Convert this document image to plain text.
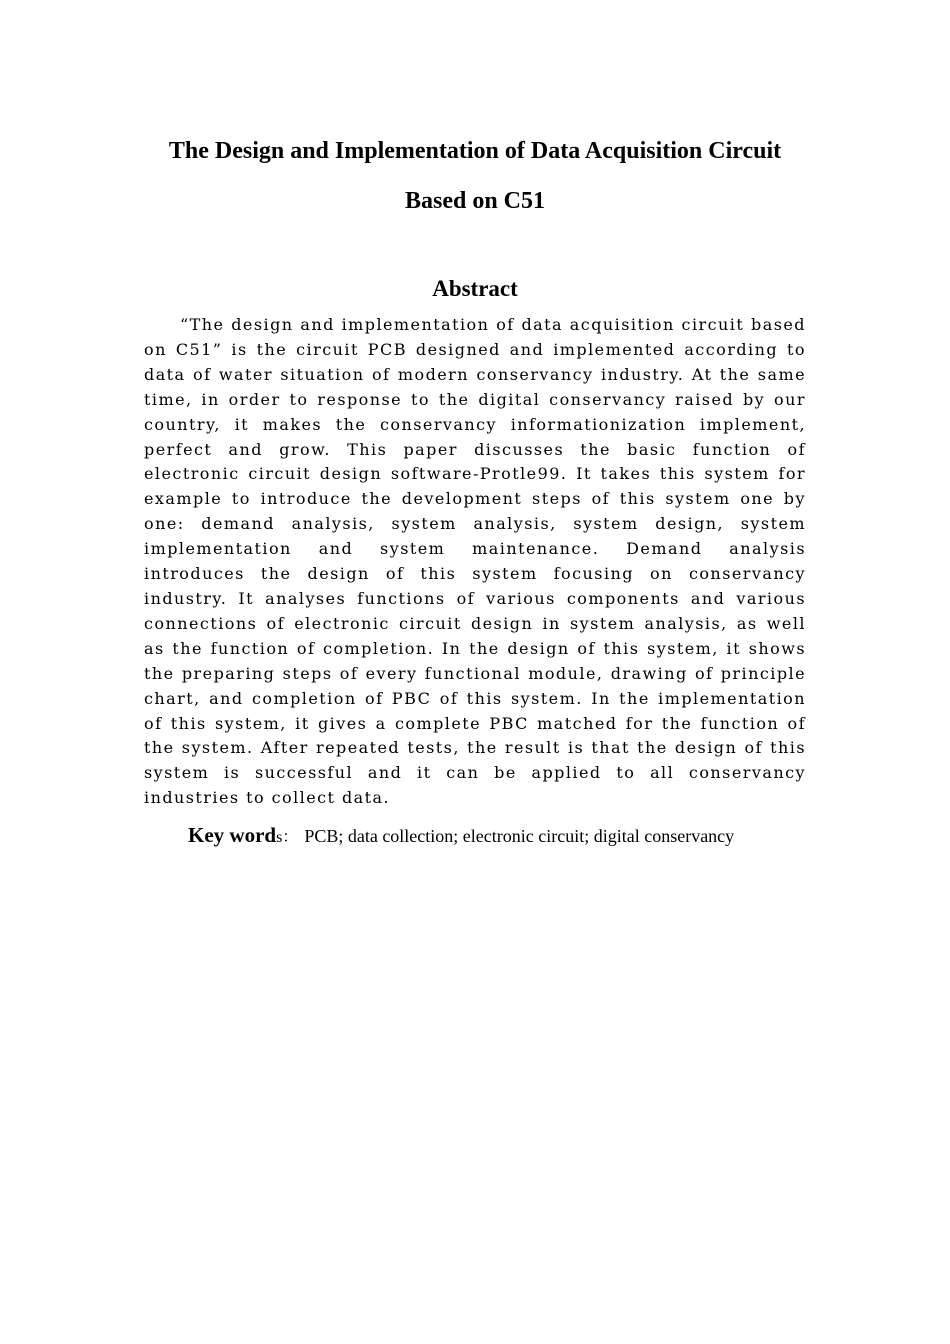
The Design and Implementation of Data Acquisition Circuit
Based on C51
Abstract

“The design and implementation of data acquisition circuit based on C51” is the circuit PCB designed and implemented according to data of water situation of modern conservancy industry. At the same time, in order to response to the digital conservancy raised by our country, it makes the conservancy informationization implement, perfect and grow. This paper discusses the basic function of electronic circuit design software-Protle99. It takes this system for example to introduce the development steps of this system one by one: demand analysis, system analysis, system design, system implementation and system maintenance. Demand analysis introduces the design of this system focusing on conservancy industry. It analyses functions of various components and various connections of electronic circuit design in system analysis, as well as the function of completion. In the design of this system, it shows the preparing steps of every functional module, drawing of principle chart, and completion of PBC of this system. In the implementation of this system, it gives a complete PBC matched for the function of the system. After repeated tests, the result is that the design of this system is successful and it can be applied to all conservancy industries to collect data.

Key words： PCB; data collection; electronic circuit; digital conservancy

-------

OBJECTIVE: Leave the pictures out and reproduce each record exactly as written.

REPLY:
Convert this document image to plain text.
The Design and Implementation of Data Acquisition Circuit
Based on C51
Abstract

“The design and implementation of data acquisition circuit based on C51” is the circuit PCB designed and implemented according to data of water situation of modern conservancy industry. At the same time, in order to response to the digital conservancy raised by our country, it makes the conservancy informationization implement, perfect and grow. This paper discusses the basic function of electronic circuit design software-Protle99. It takes this system for example to introduce the development steps of this system one by one: demand analysis, system analysis, system design, system implementation and system maintenance. Demand analysis introduces the design of this system focusing on conservancy industry. It analyses functions of various components and various connections of electronic circuit design in system analysis, as well as the function of completion. In the design of this system, it shows the preparing steps of every functional module, drawing of principle chart, and completion of PBC of this system. In the implementation of this system, it gives a complete PBC matched for the function of the system. After repeated tests, the result is that the design of this system is successful and it can be applied to all conservancy industries to collect data.

Key words： PCB; data collection; electronic circuit; digital conservancy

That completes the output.